#### Try it:
Only an exact copy of the lines beginning at the one that contains "Extract the structured" and ending at the last line of the records below counts as the answer.

#### Data shown:
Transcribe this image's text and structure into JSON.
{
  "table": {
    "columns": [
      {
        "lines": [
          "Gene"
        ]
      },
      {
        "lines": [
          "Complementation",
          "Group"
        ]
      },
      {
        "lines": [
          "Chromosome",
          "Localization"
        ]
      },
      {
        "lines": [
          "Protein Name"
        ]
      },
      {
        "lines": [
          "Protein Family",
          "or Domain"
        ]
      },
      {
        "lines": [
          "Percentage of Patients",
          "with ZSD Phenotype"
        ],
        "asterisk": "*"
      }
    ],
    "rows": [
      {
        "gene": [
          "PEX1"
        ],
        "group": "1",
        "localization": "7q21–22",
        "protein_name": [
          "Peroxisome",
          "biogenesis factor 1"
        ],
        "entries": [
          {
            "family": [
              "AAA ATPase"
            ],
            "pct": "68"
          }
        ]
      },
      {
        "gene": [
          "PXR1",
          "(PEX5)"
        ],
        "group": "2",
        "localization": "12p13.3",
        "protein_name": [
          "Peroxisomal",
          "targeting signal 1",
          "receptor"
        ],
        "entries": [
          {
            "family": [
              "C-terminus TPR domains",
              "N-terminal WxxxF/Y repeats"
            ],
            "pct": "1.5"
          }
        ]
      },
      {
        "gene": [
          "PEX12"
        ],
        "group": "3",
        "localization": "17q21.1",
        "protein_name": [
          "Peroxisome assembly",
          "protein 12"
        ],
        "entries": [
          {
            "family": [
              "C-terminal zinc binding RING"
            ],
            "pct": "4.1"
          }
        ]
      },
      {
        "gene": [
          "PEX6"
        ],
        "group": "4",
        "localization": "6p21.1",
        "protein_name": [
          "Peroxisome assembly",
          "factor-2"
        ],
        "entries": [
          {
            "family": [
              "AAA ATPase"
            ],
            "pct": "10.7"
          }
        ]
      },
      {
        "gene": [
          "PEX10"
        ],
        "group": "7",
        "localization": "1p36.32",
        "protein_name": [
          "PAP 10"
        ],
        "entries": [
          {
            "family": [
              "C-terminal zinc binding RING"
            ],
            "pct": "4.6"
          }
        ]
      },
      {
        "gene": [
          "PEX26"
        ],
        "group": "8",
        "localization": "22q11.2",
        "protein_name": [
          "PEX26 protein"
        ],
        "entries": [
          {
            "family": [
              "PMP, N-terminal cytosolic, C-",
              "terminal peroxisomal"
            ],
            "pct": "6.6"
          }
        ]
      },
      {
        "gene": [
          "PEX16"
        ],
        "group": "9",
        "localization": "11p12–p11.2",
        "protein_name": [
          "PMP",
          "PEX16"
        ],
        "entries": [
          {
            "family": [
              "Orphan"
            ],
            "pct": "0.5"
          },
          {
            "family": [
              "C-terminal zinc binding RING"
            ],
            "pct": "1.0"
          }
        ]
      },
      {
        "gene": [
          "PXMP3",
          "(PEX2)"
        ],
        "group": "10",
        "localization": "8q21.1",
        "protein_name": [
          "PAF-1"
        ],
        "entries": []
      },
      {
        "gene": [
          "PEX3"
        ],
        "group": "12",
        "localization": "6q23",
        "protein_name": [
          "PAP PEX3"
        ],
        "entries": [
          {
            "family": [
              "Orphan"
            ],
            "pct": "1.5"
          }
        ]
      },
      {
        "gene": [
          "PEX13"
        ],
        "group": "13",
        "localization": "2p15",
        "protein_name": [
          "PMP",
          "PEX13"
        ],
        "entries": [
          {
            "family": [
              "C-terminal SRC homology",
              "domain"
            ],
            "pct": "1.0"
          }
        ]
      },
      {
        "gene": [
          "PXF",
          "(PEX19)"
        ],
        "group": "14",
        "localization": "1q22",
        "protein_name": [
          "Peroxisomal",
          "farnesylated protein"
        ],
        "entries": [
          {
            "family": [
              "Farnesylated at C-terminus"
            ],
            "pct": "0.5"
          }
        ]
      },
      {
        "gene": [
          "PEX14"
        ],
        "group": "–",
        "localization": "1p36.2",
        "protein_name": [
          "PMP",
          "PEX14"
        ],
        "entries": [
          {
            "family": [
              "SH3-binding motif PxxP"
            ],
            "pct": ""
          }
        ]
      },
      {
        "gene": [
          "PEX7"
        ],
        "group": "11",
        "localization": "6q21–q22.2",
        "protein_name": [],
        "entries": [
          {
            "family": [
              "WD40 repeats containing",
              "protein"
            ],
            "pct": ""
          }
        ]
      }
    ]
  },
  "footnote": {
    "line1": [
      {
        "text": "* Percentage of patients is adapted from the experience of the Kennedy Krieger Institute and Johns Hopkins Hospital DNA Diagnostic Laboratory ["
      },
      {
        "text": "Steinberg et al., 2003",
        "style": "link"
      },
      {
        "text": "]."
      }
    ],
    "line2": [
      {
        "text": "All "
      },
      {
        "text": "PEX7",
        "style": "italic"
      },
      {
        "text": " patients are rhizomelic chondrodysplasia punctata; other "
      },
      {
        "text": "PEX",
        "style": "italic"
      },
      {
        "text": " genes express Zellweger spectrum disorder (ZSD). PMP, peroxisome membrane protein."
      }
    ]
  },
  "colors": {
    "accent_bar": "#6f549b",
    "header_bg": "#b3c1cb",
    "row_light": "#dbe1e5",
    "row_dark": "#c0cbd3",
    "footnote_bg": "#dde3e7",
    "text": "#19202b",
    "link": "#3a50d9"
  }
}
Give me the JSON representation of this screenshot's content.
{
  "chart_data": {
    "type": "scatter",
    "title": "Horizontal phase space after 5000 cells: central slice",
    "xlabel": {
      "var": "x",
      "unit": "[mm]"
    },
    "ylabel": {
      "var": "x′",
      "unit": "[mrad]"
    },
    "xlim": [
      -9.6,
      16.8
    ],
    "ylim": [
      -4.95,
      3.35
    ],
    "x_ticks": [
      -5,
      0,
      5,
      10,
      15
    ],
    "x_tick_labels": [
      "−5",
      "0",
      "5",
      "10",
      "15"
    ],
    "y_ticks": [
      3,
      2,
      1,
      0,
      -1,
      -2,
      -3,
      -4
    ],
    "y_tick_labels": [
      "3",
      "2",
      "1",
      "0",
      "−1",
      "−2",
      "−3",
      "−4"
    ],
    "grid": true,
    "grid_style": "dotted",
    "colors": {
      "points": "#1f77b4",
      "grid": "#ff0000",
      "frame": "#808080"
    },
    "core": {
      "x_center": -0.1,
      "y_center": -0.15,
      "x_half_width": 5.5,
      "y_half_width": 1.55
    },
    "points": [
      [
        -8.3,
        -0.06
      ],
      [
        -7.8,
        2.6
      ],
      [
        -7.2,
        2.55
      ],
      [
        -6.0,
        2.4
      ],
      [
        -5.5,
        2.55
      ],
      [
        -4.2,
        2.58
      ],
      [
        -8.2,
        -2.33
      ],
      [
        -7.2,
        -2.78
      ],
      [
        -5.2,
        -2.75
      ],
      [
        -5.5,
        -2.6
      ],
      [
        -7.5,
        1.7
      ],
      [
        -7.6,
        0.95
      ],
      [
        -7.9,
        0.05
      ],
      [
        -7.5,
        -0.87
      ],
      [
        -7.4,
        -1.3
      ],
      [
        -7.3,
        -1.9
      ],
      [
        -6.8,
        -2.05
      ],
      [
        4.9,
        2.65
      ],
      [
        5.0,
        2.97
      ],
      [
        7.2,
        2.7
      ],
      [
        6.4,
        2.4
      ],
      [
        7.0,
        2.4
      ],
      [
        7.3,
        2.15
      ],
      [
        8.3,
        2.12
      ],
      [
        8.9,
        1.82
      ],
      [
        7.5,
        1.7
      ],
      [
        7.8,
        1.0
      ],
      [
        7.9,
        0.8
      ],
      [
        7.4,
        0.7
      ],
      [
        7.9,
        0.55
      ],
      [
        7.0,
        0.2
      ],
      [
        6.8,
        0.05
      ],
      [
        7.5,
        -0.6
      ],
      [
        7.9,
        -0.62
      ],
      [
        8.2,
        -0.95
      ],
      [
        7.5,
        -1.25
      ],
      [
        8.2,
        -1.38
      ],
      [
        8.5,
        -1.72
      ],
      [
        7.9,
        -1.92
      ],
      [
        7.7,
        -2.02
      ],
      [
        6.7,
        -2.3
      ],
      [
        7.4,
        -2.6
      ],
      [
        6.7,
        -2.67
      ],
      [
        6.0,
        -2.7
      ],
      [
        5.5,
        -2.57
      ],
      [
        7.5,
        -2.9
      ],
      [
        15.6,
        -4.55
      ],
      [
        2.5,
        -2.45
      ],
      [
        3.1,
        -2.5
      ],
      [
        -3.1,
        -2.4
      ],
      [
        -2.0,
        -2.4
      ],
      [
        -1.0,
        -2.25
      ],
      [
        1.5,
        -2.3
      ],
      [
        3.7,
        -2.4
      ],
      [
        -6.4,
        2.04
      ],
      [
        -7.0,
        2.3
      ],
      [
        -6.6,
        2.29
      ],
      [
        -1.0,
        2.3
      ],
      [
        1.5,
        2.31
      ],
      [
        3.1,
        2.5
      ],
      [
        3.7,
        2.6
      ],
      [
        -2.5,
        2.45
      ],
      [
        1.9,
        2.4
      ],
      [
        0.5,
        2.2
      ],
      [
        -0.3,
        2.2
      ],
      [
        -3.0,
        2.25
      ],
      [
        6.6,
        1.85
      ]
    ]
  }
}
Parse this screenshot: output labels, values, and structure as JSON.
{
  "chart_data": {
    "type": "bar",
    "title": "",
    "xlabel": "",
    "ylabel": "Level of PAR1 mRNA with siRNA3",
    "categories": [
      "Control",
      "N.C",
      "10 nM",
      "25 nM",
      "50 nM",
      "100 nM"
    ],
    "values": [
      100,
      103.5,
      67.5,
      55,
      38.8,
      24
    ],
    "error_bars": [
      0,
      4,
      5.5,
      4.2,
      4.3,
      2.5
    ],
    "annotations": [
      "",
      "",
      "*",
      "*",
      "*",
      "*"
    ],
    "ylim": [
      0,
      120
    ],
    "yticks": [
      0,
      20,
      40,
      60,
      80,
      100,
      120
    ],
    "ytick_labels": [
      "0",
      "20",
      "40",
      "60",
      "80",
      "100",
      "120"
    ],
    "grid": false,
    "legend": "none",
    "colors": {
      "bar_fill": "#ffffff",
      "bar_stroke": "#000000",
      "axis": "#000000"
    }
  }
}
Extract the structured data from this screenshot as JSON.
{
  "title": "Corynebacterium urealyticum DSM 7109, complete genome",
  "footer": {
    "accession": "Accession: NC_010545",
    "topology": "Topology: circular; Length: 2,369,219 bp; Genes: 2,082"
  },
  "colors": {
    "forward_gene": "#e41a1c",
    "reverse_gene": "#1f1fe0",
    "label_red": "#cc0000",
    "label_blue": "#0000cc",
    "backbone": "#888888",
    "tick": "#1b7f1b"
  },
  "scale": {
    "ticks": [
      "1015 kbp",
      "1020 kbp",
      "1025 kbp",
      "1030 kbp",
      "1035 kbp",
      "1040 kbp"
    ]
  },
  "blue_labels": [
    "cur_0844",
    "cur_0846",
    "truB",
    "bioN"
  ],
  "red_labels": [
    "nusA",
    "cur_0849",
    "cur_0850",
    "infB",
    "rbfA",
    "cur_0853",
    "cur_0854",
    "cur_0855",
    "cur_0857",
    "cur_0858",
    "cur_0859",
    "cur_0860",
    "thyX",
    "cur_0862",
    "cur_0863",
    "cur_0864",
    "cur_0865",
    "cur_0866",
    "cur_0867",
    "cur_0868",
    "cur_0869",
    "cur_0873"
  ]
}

#### Task result:
Extract the structured data from this screenshot as JSON.
{
  "title": "Corynebacterium urealyticum DSM 7109, complete genome",
  "footer": {
    "accession": "Accession: NC_010545",
    "topology": "Topology: circular; Length: 2,369,219 bp; Genes: 2,082"
  },
  "colors": {
    "forward_gene": "#e41a1c",
    "reverse_gene": "#1f1fe0",
    "label_red": "#cc0000",
    "label_blue": "#0000cc",
    "backbone": "#888888",
    "tick": "#1b7f1b"
  },
  "scale": {
    "ticks": [
      "1015 kbp",
      "1020 kbp",
      "1025 kbp",
      "1030 kbp",
      "1035 kbp",
      "1040 kbp"
    ]
  },
  "blue_labels": [
    "cur_0844",
    "cur_0846",
    "truB",
    "bioN"
  ],
  "red_labels": [
    "nusA",
    "cur_0849",
    "cur_0850",
    "infB",
    "rbfA",
    "cur_0853",
    "cur_0854",
    "cur_0855",
    "cur_0857",
    "cur_0858",
    "cur_0859",
    "cur_0860",
    "thyX",
    "cur_0862",
    "cur_0863",
    "cur_0864",
    "cur_0865",
    "cur_0866",
    "cur_0867",
    "cur_0868",
    "cur_0869",
    "cur_0873"
  ]
}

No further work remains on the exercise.